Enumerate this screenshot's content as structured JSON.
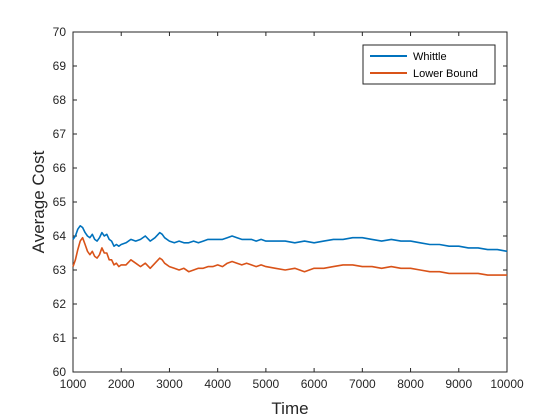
{
  "chart_data": {
    "type": "line",
    "xlabel": "Time",
    "ylabel": "Average Cost",
    "xlim": [
      1000,
      10000
    ],
    "ylim": [
      60,
      70
    ],
    "xticks": [
      1000,
      2000,
      3000,
      4000,
      5000,
      6000,
      7000,
      8000,
      9000,
      10000
    ],
    "yticks": [
      60,
      61,
      62,
      63,
      64,
      65,
      66,
      67,
      68,
      69,
      70
    ],
    "grid": false,
    "legend_position": "top-right",
    "series": [
      {
        "name": "Whittle",
        "color": "#0072BD",
        "points": [
          [
            1000,
            63.9
          ],
          [
            1050,
            64.0
          ],
          [
            1100,
            64.2
          ],
          [
            1150,
            64.3
          ],
          [
            1200,
            64.25
          ],
          [
            1250,
            64.1
          ],
          [
            1300,
            64.0
          ],
          [
            1350,
            63.95
          ],
          [
            1400,
            64.05
          ],
          [
            1450,
            63.9
          ],
          [
            1500,
            63.85
          ],
          [
            1550,
            63.95
          ],
          [
            1600,
            64.1
          ],
          [
            1650,
            64.0
          ],
          [
            1700,
            64.05
          ],
          [
            1750,
            63.9
          ],
          [
            1800,
            63.85
          ],
          [
            1850,
            63.7
          ],
          [
            1900,
            63.75
          ],
          [
            1950,
            63.7
          ],
          [
            2000,
            63.75
          ],
          [
            2100,
            63.8
          ],
          [
            2200,
            63.9
          ],
          [
            2300,
            63.85
          ],
          [
            2400,
            63.9
          ],
          [
            2500,
            64.0
          ],
          [
            2600,
            63.85
          ],
          [
            2700,
            63.95
          ],
          [
            2800,
            64.1
          ],
          [
            2850,
            64.05
          ],
          [
            2900,
            63.95
          ],
          [
            3000,
            63.85
          ],
          [
            3100,
            63.8
          ],
          [
            3200,
            63.85
          ],
          [
            3300,
            63.8
          ],
          [
            3400,
            63.8
          ],
          [
            3500,
            63.85
          ],
          [
            3600,
            63.8
          ],
          [
            3700,
            63.85
          ],
          [
            3800,
            63.9
          ],
          [
            3900,
            63.9
          ],
          [
            4000,
            63.9
          ],
          [
            4100,
            63.9
          ],
          [
            4200,
            63.95
          ],
          [
            4300,
            64.0
          ],
          [
            4400,
            63.95
          ],
          [
            4500,
            63.9
          ],
          [
            4600,
            63.9
          ],
          [
            4700,
            63.9
          ],
          [
            4800,
            63.85
          ],
          [
            4900,
            63.9
          ],
          [
            5000,
            63.85
          ],
          [
            5200,
            63.85
          ],
          [
            5400,
            63.85
          ],
          [
            5600,
            63.8
          ],
          [
            5800,
            63.85
          ],
          [
            6000,
            63.8
          ],
          [
            6200,
            63.85
          ],
          [
            6400,
            63.9
          ],
          [
            6600,
            63.9
          ],
          [
            6800,
            63.95
          ],
          [
            7000,
            63.95
          ],
          [
            7200,
            63.9
          ],
          [
            7400,
            63.85
          ],
          [
            7600,
            63.9
          ],
          [
            7800,
            63.85
          ],
          [
            8000,
            63.85
          ],
          [
            8200,
            63.8
          ],
          [
            8400,
            63.75
          ],
          [
            8600,
            63.75
          ],
          [
            8800,
            63.7
          ],
          [
            9000,
            63.7
          ],
          [
            9200,
            63.65
          ],
          [
            9400,
            63.65
          ],
          [
            9600,
            63.6
          ],
          [
            9800,
            63.6
          ],
          [
            10000,
            63.55
          ]
        ]
      },
      {
        "name": "Lower Bound",
        "color": "#D95319",
        "points": [
          [
            1000,
            63.1
          ],
          [
            1050,
            63.3
          ],
          [
            1100,
            63.6
          ],
          [
            1150,
            63.85
          ],
          [
            1200,
            63.95
          ],
          [
            1250,
            63.75
          ],
          [
            1300,
            63.55
          ],
          [
            1350,
            63.45
          ],
          [
            1400,
            63.55
          ],
          [
            1450,
            63.4
          ],
          [
            1500,
            63.35
          ],
          [
            1550,
            63.45
          ],
          [
            1600,
            63.65
          ],
          [
            1650,
            63.5
          ],
          [
            1700,
            63.5
          ],
          [
            1750,
            63.3
          ],
          [
            1800,
            63.3
          ],
          [
            1850,
            63.15
          ],
          [
            1900,
            63.2
          ],
          [
            1950,
            63.1
          ],
          [
            2000,
            63.15
          ],
          [
            2100,
            63.15
          ],
          [
            2200,
            63.3
          ],
          [
            2300,
            63.2
          ],
          [
            2400,
            63.1
          ],
          [
            2500,
            63.2
          ],
          [
            2600,
            63.05
          ],
          [
            2700,
            63.2
          ],
          [
            2800,
            63.35
          ],
          [
            2850,
            63.3
          ],
          [
            2900,
            63.2
          ],
          [
            3000,
            63.1
          ],
          [
            3100,
            63.05
          ],
          [
            3200,
            63.0
          ],
          [
            3300,
            63.05
          ],
          [
            3400,
            62.95
          ],
          [
            3500,
            63.0
          ],
          [
            3600,
            63.05
          ],
          [
            3700,
            63.05
          ],
          [
            3800,
            63.1
          ],
          [
            3900,
            63.1
          ],
          [
            4000,
            63.15
          ],
          [
            4100,
            63.1
          ],
          [
            4200,
            63.2
          ],
          [
            4300,
            63.25
          ],
          [
            4400,
            63.2
          ],
          [
            4500,
            63.15
          ],
          [
            4600,
            63.2
          ],
          [
            4700,
            63.15
          ],
          [
            4800,
            63.1
          ],
          [
            4900,
            63.15
          ],
          [
            5000,
            63.1
          ],
          [
            5200,
            63.05
          ],
          [
            5400,
            63.0
          ],
          [
            5600,
            63.05
          ],
          [
            5800,
            62.95
          ],
          [
            6000,
            63.05
          ],
          [
            6200,
            63.05
          ],
          [
            6400,
            63.1
          ],
          [
            6600,
            63.15
          ],
          [
            6800,
            63.15
          ],
          [
            7000,
            63.1
          ],
          [
            7200,
            63.1
          ],
          [
            7400,
            63.05
          ],
          [
            7600,
            63.1
          ],
          [
            7800,
            63.05
          ],
          [
            8000,
            63.05
          ],
          [
            8200,
            63.0
          ],
          [
            8400,
            62.95
          ],
          [
            8600,
            62.95
          ],
          [
            8800,
            62.9
          ],
          [
            9000,
            62.9
          ],
          [
            9200,
            62.9
          ],
          [
            9400,
            62.9
          ],
          [
            9600,
            62.85
          ],
          [
            9800,
            62.85
          ],
          [
            10000,
            62.85
          ]
        ]
      }
    ]
  }
}
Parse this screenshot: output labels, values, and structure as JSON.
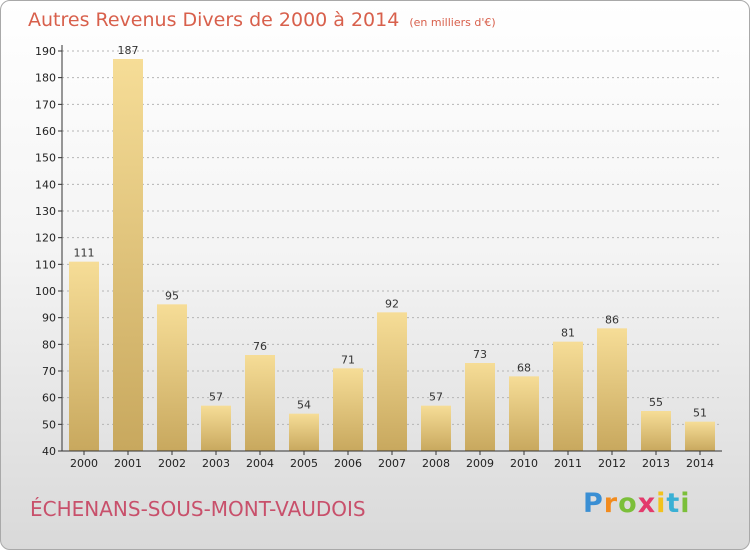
{
  "header": {
    "title": "Autres Revenus Divers de 2000 à 2014",
    "subtitle": "(en milliers d'€)"
  },
  "footer": {
    "commune": "ÉCHENANS-SOUS-MONT-VAUDOIS",
    "logo_letters": [
      "P",
      "r",
      "o",
      "x",
      "i",
      "t",
      "i"
    ],
    "logo_colors": [
      "#3a8fd4",
      "#f28b1d",
      "#7bbf3a",
      "#e33a6c",
      "#f2c21d",
      "#3ab0d4",
      "#7bbf3a"
    ]
  },
  "colors": {
    "title": "#d8604c",
    "bar_light": "#f6dd97",
    "bar_dark": "#c8a85e",
    "axis": "#333333"
  },
  "chart_data": {
    "type": "bar",
    "categories": [
      "2000",
      "2001",
      "2002",
      "2003",
      "2004",
      "2005",
      "2006",
      "2007",
      "2008",
      "2009",
      "2010",
      "2011",
      "2012",
      "2013",
      "2014"
    ],
    "values": [
      111,
      187,
      95,
      57,
      76,
      54,
      71,
      92,
      57,
      73,
      68,
      81,
      86,
      55,
      51
    ],
    "ylim": [
      40,
      190
    ],
    "yticks": [
      40,
      50,
      60,
      70,
      80,
      90,
      100,
      110,
      120,
      130,
      140,
      150,
      160,
      170,
      180,
      190
    ],
    "grid": true,
    "data_labels": true
  }
}
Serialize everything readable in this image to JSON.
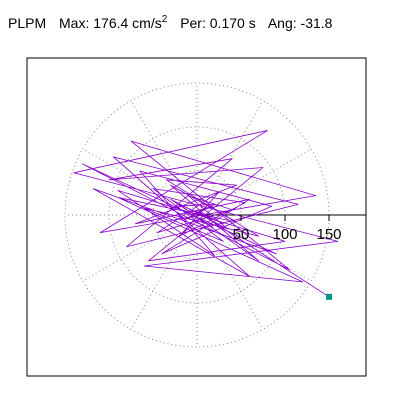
{
  "header": {
    "component": "PLPM",
    "max_label": "Max:",
    "max_value": "176.4 cm/s",
    "max_exponent": "2",
    "period_label": "Per:",
    "period_value": "0.170 s",
    "angle_label": "Ang:",
    "angle_value": "-31.8"
  },
  "chart_data": {
    "type": "line",
    "subtype": "polar-particle-motion",
    "title": "",
    "xlabel": "",
    "ylabel": "",
    "radial_ticks": [
      50,
      100,
      150
    ],
    "radial_tick_labels": [
      "50",
      "100",
      "150"
    ],
    "rings": [
      50,
      100,
      150
    ],
    "spoke_angles_deg": [
      0,
      30,
      60,
      90,
      120,
      150,
      180,
      210,
      240,
      270,
      300,
      330
    ],
    "max_amplitude": 176.4,
    "peak_angle_deg": -31.8,
    "end_point": {
      "x": 150,
      "y": -93
    },
    "colors": {
      "trace": "#8800cc",
      "end_marker": "#009988",
      "grid": "#888888"
    },
    "series": [
      {
        "x": [
          0,
          10,
          -15,
          20,
          -25,
          18,
          -30,
          35,
          -10,
          40,
          -45,
          25,
          -20,
          55,
          -50,
          30,
          -60,
          70,
          -35,
          45,
          -70,
          60,
          -40,
          85,
          -65,
          20,
          -90,
          100,
          -55,
          75,
          -100,
          40,
          -80,
          115,
          -95,
          60,
          -118,
          90,
          -130,
          105,
          -75,
          135,
          -110,
          80,
          -140,
          160,
          -60,
          120,
          -90,
          45,
          -30,
          70,
          -20,
          30,
          0,
          150
        ],
        "y": [
          0,
          8,
          -6,
          12,
          10,
          -14,
          18,
          -16,
          22,
          6,
          -20,
          26,
          -24,
          14,
          30,
          -30,
          8,
          -24,
          40,
          34,
          -10,
          18,
          -44,
          10,
          50,
          -46,
          28,
          -30,
          -52,
          54,
          40,
          64,
          -36,
          12,
          66,
          -70,
          30,
          -44,
          58,
          -62,
          84,
          22,
          -20,
          96,
          48,
          -30,
          -58,
          -76,
          20,
          -8,
          34,
          -52,
          12,
          -10,
          4,
          -93
        ]
      }
    ]
  }
}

···

**THE REQUEST:** Only a number is wanted: how many lines of the material include the word "values".

**ANSWER FOR THIS EXERCISE:** 2